◆ WHAT TO WORK ON:
Extract every line from the records below that contains the word "this".

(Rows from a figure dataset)
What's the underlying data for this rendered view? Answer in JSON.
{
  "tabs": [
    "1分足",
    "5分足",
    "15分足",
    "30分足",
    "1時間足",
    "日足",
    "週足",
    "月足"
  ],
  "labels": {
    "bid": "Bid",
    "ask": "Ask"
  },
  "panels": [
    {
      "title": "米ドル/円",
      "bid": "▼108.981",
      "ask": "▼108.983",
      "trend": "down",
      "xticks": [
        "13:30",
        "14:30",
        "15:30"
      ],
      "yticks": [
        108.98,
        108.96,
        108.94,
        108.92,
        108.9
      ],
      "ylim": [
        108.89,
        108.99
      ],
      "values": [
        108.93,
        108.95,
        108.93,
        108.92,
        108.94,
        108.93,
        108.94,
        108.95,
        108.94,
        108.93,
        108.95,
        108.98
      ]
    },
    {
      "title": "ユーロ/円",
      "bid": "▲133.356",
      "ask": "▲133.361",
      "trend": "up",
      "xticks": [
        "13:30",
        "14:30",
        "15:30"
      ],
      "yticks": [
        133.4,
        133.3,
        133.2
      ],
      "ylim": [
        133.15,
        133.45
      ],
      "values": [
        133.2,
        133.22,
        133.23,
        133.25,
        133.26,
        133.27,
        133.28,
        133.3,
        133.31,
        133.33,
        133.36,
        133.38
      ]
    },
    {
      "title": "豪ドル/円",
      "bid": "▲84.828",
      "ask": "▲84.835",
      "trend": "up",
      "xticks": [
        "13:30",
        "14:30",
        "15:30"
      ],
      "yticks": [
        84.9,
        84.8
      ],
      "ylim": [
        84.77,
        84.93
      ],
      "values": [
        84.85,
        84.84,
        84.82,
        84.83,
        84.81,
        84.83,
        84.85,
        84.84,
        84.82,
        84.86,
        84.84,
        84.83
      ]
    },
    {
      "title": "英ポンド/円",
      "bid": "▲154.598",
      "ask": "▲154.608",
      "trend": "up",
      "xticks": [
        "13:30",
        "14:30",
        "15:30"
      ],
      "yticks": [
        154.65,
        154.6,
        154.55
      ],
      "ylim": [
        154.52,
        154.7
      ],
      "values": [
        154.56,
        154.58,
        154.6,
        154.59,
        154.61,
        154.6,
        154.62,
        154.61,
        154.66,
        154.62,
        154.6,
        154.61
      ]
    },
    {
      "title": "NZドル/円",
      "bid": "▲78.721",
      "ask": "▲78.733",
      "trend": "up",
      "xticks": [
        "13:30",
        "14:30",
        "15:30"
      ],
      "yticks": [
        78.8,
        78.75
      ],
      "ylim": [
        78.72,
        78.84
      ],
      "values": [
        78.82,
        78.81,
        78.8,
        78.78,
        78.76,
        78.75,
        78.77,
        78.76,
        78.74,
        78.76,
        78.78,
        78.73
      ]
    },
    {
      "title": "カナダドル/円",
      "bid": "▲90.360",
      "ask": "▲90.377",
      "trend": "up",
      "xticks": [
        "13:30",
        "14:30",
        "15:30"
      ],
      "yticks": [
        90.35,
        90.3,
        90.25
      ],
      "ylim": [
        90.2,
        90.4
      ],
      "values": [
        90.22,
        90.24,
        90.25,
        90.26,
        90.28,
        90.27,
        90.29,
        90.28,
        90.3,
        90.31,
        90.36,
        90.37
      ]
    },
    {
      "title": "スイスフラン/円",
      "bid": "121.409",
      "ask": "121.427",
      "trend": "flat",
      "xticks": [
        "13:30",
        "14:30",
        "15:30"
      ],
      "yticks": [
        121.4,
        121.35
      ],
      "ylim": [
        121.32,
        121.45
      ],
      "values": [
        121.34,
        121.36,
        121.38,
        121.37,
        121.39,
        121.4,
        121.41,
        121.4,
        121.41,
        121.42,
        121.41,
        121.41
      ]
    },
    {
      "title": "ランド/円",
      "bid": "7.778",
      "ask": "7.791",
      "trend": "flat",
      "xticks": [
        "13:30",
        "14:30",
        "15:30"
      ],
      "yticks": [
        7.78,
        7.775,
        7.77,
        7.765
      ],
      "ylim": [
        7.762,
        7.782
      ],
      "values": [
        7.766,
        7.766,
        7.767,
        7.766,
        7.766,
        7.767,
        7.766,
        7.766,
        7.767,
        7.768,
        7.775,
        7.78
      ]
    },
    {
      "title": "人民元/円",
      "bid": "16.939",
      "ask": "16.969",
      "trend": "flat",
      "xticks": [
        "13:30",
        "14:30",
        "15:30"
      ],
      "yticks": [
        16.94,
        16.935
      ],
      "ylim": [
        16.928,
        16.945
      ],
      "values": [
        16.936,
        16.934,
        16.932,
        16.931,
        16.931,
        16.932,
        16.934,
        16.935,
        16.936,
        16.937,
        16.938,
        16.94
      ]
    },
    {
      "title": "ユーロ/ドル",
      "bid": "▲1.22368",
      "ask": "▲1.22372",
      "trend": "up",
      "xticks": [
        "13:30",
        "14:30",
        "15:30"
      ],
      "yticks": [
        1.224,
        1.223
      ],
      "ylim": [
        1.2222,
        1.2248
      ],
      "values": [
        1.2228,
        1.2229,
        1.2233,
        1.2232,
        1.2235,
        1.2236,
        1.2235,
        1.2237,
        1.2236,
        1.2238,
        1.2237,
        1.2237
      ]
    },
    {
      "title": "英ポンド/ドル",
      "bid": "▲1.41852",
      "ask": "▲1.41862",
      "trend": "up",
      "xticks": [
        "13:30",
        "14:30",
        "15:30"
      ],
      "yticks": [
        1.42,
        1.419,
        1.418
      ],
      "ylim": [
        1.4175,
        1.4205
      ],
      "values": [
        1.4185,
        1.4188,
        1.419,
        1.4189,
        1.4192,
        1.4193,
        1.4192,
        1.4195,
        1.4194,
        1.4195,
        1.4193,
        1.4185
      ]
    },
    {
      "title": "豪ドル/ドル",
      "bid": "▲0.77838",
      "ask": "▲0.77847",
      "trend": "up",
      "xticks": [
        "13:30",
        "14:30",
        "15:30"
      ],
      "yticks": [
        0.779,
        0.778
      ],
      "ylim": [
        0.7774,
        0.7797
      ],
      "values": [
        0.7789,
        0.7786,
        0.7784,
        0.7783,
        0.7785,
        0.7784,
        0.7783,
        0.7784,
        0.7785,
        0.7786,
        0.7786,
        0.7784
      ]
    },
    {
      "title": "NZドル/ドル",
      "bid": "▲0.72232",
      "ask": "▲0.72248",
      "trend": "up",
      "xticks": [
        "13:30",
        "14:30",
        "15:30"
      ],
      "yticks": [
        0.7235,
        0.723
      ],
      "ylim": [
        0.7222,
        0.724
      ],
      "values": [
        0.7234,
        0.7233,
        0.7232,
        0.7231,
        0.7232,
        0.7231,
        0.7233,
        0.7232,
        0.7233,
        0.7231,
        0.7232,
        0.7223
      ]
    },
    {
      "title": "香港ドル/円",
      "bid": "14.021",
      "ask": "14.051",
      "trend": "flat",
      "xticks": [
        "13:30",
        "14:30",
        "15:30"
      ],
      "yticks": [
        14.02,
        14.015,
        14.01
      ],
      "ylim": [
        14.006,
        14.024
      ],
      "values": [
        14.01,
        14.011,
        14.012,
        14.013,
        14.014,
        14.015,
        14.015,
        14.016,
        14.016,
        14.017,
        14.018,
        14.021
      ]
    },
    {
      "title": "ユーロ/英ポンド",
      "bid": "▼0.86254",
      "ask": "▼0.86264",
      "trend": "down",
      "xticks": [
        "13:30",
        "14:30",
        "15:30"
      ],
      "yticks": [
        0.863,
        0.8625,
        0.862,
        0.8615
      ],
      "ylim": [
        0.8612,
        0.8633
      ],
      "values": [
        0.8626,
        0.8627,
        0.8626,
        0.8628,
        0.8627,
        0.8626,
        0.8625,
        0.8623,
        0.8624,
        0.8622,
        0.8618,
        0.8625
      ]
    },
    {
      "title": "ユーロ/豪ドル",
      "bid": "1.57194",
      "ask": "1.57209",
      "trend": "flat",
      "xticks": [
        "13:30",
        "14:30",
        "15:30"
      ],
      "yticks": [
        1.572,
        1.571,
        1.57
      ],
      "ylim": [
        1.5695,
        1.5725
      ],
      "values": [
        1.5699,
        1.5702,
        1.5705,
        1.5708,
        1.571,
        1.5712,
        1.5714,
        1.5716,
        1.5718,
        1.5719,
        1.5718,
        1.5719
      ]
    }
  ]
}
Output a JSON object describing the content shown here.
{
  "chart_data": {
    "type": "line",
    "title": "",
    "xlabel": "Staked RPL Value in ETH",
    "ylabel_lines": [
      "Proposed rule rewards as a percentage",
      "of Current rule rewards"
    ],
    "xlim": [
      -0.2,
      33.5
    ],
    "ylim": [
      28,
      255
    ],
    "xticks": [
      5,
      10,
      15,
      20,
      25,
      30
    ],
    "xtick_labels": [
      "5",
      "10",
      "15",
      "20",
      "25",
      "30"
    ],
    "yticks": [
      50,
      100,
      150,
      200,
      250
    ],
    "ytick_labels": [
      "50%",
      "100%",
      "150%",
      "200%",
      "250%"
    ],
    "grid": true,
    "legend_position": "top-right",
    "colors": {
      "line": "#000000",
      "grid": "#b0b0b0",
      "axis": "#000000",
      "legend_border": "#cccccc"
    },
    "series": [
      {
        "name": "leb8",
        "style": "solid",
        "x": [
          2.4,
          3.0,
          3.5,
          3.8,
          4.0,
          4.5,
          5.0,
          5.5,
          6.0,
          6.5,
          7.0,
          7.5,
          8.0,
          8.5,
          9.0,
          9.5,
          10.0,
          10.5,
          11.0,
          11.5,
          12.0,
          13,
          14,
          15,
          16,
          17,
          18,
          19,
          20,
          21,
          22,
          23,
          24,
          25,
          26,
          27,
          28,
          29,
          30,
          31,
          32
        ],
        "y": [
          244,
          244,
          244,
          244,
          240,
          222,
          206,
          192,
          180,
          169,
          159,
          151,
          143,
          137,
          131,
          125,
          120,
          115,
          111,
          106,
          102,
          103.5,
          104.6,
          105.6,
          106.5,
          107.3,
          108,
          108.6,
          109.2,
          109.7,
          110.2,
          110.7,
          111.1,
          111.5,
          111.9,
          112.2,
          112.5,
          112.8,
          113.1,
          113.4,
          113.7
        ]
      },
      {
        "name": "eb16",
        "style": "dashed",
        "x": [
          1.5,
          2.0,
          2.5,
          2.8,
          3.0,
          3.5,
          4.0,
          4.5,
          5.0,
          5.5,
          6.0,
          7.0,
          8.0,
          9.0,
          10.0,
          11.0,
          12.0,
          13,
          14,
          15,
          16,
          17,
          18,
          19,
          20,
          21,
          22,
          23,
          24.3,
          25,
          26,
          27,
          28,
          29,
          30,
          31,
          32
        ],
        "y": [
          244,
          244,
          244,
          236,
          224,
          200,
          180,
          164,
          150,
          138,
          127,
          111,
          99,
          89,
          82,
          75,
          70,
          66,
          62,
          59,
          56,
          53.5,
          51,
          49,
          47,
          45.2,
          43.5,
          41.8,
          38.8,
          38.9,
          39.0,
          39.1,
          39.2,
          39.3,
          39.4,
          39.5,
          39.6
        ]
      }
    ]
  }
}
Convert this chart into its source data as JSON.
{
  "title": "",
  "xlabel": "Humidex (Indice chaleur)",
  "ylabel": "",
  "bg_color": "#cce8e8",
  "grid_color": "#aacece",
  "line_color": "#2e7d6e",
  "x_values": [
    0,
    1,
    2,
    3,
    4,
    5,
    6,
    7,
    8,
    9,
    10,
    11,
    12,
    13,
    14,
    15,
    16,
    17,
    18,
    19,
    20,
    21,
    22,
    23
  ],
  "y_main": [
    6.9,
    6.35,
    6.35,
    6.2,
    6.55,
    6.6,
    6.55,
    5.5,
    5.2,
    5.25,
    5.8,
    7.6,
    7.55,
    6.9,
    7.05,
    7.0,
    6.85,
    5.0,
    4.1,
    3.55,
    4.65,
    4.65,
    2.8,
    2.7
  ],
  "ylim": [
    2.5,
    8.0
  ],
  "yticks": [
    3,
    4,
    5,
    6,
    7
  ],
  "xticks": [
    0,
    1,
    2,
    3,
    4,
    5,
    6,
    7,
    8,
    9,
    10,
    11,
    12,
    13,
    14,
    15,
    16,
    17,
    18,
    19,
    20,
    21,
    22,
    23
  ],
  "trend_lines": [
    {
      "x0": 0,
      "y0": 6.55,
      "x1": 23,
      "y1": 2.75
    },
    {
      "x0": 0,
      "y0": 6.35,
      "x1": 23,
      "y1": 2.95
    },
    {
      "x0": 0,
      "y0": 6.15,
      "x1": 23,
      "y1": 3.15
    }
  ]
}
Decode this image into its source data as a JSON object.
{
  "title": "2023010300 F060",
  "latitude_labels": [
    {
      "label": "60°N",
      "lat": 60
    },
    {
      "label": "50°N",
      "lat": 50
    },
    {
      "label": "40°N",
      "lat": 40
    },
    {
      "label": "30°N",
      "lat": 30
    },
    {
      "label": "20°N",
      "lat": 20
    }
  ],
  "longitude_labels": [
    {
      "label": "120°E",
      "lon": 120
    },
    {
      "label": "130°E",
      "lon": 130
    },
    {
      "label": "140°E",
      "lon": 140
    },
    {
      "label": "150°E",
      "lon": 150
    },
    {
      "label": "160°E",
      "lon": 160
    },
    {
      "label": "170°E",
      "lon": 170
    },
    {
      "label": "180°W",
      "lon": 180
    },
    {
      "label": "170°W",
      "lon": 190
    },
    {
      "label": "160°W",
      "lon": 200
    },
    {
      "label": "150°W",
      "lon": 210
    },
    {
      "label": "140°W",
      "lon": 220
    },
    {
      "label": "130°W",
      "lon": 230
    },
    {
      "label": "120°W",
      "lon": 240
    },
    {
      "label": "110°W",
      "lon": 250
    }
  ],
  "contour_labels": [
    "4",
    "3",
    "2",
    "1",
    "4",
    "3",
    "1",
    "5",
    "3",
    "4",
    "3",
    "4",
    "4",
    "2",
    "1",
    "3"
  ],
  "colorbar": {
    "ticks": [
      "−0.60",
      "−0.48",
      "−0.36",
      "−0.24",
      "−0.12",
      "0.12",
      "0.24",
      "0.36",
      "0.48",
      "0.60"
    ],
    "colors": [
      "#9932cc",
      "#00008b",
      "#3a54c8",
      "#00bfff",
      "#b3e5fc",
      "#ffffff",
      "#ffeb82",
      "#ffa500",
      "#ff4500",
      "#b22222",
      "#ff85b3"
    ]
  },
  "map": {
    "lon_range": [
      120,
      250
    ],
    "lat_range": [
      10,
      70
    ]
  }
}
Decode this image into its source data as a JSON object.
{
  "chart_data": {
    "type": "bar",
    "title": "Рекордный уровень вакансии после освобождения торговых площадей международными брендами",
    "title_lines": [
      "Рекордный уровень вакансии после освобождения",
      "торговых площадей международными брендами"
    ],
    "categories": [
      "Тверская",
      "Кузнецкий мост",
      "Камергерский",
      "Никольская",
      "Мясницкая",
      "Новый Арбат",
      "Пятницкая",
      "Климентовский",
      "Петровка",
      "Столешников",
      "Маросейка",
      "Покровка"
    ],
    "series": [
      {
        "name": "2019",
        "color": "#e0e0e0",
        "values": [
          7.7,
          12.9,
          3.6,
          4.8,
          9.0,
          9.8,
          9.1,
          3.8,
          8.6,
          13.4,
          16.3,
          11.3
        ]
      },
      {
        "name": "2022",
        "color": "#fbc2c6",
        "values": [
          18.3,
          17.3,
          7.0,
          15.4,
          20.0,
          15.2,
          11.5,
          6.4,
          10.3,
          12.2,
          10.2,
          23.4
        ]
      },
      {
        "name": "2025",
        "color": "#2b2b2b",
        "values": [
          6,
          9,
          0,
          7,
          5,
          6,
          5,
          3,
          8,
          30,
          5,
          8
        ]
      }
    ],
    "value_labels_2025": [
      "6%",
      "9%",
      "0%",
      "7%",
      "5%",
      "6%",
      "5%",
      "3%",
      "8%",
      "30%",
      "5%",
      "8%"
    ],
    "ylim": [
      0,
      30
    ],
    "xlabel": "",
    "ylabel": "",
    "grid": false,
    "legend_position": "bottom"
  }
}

◆ WRITTEN REPLY:
What's the underlying data for this rendered view? Answer in JSON.
Convert this chart into its source data as JSON.
Decode this image into its source data as a JSON object.
Decode this image into its source data as a JSON object.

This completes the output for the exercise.